Aim of the task: Wherever "location" appears in a line, list that line.

--------------------------------------------------

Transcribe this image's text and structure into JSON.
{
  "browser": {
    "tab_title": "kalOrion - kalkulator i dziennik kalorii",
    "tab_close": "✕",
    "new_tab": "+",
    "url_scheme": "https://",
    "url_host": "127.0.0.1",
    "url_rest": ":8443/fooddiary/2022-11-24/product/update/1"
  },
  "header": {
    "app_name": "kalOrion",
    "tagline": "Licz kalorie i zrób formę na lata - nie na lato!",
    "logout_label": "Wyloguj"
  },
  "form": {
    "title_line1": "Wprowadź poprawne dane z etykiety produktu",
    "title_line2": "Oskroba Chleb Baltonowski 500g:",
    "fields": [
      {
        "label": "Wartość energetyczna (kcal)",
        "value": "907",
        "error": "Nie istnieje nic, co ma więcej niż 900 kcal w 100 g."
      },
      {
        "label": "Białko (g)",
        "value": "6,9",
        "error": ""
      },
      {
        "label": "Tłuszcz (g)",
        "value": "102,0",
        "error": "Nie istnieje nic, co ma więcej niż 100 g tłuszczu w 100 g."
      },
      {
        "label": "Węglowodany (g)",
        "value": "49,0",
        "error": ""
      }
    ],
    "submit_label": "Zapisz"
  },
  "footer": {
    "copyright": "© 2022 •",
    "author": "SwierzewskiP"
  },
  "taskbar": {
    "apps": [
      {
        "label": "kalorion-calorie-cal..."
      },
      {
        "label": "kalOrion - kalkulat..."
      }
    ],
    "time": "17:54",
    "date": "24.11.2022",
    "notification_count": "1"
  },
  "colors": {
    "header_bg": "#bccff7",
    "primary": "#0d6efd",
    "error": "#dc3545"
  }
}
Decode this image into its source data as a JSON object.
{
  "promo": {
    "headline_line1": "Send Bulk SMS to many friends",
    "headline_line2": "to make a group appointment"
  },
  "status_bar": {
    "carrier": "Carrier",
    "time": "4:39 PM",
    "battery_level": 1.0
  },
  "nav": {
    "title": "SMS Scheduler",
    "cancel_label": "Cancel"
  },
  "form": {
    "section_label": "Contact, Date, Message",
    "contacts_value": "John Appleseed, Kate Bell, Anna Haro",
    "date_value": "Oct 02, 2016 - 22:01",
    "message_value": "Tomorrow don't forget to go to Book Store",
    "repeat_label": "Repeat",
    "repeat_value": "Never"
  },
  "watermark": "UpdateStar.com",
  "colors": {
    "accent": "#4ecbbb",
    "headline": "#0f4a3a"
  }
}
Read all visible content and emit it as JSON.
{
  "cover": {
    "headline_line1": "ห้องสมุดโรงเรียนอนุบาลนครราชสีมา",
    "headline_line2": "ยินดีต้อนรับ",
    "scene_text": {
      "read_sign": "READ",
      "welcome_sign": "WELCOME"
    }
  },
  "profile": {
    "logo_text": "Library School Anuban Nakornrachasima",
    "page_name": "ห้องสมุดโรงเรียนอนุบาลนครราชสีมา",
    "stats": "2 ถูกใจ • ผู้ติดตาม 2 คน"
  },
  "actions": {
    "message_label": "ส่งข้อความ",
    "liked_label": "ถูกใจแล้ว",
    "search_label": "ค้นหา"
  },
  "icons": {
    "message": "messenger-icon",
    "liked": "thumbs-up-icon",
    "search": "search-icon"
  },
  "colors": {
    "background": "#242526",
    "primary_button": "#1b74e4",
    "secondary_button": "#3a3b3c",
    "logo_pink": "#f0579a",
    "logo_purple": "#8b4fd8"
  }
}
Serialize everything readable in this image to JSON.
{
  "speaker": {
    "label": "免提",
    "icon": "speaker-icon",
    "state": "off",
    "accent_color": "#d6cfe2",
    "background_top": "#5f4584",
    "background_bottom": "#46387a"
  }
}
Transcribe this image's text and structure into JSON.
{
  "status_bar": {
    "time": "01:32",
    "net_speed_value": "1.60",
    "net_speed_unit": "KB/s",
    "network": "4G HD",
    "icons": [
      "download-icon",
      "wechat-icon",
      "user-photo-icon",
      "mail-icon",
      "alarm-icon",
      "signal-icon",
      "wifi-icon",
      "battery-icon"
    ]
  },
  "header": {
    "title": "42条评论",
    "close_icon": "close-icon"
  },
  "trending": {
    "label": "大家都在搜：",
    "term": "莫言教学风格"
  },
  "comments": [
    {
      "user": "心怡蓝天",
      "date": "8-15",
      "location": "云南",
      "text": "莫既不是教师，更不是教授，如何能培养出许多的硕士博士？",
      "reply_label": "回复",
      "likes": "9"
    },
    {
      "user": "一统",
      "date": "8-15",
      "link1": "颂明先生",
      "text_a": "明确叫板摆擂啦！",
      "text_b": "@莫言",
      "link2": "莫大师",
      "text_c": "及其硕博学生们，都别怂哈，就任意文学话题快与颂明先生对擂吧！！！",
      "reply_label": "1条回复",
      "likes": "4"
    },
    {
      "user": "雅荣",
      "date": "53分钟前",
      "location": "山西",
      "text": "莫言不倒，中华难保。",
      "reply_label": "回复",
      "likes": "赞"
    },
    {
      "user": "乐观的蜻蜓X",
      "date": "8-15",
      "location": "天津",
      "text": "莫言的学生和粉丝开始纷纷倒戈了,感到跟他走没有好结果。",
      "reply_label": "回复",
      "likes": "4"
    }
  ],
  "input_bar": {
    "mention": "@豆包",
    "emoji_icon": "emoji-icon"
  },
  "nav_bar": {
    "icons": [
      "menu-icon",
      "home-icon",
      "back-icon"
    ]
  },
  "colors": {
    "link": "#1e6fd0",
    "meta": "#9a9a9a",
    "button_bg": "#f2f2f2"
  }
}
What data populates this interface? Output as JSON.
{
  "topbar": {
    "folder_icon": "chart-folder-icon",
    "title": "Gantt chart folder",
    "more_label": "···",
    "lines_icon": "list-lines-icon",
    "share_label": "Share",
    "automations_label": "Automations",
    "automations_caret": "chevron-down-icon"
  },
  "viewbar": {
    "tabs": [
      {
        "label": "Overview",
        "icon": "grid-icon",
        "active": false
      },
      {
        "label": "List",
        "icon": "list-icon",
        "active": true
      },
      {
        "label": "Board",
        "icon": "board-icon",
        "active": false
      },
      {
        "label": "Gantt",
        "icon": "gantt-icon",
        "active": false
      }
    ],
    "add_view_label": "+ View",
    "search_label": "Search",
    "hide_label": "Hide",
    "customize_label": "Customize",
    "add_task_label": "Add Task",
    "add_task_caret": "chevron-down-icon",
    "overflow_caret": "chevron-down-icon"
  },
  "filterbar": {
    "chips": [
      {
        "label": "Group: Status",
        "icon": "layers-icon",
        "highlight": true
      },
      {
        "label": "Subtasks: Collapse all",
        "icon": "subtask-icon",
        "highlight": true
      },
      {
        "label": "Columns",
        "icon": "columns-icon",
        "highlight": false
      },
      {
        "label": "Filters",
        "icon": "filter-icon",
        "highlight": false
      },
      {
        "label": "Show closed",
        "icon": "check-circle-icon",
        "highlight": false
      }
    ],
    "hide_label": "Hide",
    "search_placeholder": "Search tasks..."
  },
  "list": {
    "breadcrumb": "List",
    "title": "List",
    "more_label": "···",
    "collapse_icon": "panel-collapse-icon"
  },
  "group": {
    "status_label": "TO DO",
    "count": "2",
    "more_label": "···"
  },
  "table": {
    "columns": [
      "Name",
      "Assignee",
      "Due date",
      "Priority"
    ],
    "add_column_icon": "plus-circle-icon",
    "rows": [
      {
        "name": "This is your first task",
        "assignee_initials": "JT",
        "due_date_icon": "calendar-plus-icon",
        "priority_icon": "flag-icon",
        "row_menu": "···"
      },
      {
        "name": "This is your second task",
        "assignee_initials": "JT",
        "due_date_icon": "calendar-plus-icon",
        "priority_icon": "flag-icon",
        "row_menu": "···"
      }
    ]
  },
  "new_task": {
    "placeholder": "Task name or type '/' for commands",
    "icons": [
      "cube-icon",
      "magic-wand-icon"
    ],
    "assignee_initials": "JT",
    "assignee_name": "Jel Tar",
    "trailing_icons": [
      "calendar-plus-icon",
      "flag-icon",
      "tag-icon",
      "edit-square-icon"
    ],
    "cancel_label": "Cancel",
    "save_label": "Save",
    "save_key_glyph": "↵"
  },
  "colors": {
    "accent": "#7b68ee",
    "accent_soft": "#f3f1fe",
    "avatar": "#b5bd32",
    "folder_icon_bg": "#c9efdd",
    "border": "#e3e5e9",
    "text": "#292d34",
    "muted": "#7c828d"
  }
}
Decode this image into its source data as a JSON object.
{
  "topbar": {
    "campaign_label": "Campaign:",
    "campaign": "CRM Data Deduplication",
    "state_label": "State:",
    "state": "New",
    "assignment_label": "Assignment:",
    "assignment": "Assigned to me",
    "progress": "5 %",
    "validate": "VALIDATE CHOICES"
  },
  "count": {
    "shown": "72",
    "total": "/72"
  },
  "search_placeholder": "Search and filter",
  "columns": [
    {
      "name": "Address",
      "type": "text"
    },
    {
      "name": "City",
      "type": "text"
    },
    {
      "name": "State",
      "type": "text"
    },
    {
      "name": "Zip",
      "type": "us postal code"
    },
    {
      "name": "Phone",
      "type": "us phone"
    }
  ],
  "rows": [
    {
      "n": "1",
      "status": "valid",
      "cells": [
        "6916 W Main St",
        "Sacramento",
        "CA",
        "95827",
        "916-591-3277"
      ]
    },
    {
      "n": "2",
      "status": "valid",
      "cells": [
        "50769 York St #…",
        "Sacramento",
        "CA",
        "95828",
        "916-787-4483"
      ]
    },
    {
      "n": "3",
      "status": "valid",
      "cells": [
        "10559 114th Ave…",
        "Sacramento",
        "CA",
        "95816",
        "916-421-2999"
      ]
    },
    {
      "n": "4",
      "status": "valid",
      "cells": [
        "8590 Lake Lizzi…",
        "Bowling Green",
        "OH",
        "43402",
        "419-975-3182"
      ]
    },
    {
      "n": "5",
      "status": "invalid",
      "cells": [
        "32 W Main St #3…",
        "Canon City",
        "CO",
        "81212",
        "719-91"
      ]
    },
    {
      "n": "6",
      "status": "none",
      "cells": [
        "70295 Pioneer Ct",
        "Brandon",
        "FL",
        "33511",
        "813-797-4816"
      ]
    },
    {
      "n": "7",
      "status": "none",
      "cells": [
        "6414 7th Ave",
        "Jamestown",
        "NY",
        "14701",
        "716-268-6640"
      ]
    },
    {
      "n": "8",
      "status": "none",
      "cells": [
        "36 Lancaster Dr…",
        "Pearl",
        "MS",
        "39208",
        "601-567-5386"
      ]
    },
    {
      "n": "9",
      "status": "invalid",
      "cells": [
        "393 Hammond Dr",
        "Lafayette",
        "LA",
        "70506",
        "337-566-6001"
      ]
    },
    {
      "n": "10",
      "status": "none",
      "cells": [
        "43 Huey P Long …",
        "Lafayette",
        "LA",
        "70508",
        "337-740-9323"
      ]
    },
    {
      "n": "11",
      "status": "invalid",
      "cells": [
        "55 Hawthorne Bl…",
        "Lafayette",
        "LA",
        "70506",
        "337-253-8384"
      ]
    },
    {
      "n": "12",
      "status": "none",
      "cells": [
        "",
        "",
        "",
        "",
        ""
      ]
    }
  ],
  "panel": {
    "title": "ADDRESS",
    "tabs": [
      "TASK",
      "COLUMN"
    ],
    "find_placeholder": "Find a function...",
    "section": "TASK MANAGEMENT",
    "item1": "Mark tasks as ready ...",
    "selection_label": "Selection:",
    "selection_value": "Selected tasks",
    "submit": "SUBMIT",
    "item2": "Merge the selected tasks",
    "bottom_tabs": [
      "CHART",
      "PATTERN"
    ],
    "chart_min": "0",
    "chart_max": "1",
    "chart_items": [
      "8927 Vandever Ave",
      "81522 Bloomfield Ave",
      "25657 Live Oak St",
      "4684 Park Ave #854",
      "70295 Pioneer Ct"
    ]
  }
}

--------------------------------------------------

Task answer:
      "location": "云南",
      "location": "山西",
      "location": "天津",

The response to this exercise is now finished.